Exercise aim –
State how many lines of the entries below hold the word "title"; reply with nothing but the number.

[Source records]

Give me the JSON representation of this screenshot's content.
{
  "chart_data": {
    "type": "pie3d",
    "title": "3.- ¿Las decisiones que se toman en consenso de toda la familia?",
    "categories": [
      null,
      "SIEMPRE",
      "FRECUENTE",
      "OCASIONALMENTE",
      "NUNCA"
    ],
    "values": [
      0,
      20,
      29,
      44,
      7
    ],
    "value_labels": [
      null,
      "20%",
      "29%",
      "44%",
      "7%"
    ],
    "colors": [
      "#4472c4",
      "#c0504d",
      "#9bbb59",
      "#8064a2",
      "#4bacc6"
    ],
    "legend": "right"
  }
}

---

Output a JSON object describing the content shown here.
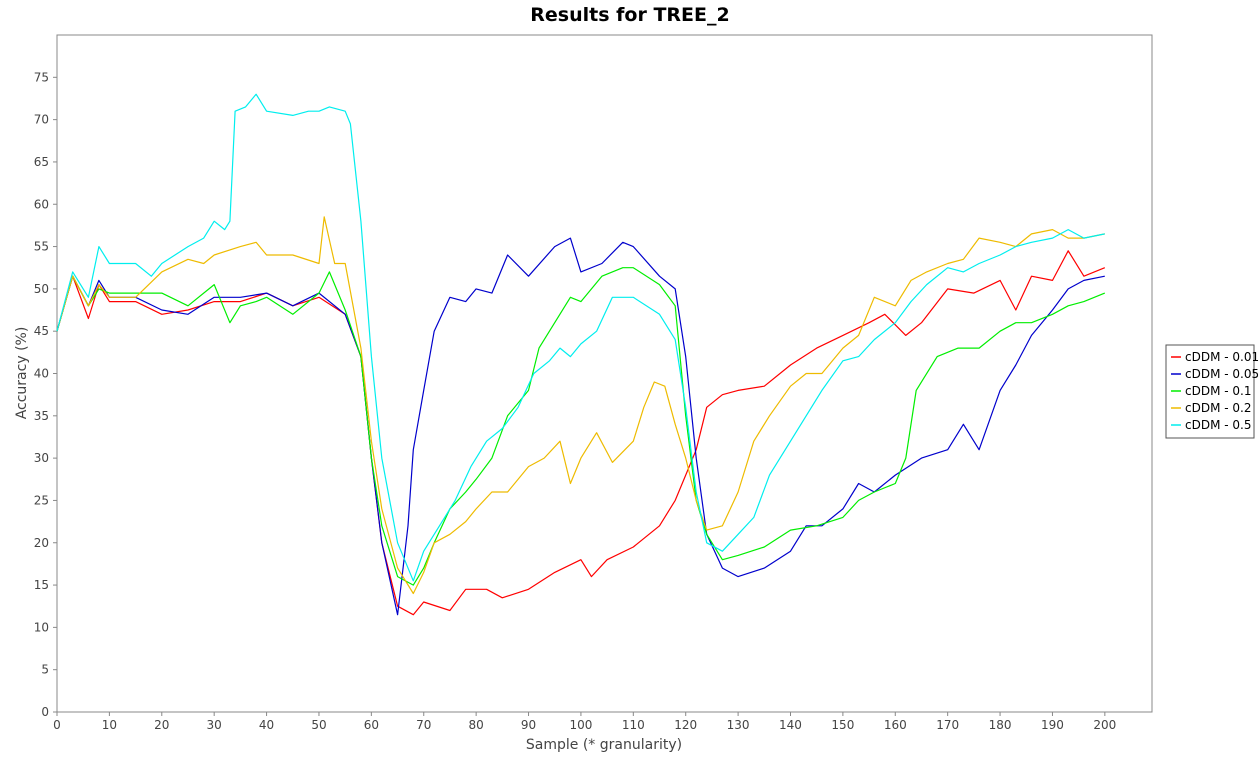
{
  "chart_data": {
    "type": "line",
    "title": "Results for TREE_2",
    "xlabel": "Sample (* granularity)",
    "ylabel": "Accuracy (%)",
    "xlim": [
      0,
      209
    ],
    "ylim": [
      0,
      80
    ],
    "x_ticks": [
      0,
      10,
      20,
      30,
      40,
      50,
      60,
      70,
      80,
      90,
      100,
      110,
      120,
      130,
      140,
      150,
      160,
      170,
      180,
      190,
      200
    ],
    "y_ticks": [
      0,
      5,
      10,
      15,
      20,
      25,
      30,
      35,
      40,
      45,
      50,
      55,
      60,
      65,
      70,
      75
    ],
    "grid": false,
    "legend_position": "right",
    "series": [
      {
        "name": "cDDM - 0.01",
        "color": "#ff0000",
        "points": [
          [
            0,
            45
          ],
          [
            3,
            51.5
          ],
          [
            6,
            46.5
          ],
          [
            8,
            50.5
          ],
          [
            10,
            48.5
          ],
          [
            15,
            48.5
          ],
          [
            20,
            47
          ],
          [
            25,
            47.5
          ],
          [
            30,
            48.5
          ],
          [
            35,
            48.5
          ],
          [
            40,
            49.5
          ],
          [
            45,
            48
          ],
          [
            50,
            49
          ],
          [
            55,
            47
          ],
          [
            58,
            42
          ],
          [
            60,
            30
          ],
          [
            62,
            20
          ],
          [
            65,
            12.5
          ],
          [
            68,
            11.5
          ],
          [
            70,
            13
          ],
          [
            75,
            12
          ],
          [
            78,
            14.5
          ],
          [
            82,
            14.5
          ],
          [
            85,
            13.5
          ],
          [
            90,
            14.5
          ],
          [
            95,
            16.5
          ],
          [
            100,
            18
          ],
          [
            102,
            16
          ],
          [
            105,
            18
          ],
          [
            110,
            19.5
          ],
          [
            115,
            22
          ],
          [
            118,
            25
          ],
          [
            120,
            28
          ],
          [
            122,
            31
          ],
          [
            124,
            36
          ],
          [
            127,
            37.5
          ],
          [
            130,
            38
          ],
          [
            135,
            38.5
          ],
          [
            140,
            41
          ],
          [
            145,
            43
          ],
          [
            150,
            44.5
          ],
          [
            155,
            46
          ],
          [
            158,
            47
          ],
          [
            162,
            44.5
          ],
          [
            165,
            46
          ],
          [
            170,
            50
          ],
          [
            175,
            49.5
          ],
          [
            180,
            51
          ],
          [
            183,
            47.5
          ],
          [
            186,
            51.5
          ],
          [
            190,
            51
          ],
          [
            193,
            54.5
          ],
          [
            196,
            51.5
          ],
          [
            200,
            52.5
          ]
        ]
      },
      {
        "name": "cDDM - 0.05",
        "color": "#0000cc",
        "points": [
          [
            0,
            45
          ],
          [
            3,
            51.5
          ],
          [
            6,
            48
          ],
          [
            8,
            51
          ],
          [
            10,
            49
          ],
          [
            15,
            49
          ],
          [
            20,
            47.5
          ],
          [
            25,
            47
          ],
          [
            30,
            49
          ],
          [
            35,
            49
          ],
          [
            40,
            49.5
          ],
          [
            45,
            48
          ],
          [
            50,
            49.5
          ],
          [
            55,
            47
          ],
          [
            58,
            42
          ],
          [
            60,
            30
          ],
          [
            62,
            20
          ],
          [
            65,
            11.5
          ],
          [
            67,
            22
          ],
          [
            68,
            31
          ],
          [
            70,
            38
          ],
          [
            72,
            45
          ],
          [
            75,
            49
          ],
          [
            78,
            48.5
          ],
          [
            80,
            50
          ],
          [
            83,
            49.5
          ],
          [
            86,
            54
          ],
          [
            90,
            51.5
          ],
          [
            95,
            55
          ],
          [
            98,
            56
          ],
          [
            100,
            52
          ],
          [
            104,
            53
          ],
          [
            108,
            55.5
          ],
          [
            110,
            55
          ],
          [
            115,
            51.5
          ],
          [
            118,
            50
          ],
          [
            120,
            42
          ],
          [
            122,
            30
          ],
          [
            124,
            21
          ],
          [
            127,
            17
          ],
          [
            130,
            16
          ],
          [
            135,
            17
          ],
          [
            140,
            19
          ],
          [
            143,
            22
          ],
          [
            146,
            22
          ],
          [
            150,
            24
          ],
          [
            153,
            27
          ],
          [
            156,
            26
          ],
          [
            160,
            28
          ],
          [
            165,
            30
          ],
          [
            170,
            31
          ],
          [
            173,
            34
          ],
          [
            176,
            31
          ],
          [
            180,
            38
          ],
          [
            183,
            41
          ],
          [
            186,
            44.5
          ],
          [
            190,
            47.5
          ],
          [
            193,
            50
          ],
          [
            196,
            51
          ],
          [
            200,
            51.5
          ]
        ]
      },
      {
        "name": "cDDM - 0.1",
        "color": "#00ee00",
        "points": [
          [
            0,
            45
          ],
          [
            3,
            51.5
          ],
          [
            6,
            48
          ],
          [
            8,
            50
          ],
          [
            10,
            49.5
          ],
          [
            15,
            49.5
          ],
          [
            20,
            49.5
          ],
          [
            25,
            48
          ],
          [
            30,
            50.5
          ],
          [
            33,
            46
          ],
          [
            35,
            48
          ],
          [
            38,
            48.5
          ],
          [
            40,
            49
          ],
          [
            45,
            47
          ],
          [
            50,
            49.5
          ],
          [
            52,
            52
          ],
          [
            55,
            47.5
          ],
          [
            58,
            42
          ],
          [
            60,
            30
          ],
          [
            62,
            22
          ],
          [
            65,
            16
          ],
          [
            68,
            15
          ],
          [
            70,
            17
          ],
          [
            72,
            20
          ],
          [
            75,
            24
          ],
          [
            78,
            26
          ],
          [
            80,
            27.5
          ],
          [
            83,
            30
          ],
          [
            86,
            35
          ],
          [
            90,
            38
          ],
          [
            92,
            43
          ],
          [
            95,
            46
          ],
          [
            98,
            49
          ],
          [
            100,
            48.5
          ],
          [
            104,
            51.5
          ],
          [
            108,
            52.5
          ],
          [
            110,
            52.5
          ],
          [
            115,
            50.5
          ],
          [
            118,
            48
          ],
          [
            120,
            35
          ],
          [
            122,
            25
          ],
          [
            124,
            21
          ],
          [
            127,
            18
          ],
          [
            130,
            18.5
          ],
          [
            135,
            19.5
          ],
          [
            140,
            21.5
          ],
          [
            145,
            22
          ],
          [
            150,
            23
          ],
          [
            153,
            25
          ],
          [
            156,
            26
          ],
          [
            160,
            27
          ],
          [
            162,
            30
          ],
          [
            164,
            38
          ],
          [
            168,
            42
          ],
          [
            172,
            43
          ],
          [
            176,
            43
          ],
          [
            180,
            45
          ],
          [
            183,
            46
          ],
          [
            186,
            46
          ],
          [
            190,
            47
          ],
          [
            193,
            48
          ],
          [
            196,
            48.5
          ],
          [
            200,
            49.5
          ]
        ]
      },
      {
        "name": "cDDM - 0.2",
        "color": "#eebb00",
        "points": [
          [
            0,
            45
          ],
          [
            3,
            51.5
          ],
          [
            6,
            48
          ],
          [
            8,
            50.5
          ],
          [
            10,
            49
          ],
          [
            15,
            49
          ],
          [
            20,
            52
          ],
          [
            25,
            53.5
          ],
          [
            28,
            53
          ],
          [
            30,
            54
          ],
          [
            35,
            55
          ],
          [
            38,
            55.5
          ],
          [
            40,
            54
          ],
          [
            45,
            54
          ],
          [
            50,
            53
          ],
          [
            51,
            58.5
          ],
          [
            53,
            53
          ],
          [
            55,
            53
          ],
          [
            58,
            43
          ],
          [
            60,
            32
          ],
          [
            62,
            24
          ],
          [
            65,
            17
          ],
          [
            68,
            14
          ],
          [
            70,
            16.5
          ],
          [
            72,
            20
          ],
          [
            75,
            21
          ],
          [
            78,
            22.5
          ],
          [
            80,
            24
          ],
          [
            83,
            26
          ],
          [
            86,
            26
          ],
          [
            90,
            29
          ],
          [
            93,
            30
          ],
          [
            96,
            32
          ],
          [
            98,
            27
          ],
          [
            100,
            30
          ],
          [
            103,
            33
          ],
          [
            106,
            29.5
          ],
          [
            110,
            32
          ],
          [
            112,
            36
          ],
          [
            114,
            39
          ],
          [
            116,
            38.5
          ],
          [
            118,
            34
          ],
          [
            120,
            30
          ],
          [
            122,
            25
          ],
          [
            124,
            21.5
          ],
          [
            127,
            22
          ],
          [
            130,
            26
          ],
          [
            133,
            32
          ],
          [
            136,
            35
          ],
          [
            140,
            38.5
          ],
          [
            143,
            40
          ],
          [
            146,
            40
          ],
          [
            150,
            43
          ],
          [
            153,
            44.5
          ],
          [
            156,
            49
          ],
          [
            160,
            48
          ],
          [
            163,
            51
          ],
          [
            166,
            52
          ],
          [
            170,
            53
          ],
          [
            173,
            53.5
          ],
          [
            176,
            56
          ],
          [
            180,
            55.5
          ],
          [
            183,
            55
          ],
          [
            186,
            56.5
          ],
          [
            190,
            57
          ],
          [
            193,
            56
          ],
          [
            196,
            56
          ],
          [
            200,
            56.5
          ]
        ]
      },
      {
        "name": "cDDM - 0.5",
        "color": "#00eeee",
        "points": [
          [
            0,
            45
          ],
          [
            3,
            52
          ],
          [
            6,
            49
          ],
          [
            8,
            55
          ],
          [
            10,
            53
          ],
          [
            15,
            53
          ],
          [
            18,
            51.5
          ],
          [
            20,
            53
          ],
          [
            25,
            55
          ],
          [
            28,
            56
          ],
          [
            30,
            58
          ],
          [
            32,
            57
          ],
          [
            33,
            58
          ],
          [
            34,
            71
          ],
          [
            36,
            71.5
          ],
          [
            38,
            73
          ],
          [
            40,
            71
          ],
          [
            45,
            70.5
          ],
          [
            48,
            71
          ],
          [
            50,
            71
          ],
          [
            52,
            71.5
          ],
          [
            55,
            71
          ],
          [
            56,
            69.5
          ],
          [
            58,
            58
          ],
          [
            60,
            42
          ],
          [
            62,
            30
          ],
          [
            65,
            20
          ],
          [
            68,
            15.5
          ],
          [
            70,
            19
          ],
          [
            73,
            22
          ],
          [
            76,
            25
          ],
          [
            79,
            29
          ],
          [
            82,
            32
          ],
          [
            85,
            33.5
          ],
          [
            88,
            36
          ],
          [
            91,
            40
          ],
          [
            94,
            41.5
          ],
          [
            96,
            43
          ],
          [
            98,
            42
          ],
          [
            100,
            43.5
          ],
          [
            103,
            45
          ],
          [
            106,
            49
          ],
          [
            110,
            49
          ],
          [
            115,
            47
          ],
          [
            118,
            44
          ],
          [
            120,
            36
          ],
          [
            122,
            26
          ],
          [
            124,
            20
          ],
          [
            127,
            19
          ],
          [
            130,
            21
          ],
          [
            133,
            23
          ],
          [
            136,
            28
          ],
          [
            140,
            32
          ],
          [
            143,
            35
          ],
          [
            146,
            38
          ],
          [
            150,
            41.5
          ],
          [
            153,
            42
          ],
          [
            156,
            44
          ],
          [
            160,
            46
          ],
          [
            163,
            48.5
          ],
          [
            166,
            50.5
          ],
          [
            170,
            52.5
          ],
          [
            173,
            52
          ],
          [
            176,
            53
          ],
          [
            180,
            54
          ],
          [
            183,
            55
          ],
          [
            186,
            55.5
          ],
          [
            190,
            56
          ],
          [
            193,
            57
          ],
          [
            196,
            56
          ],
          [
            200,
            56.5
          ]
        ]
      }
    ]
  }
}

Expected answer –
2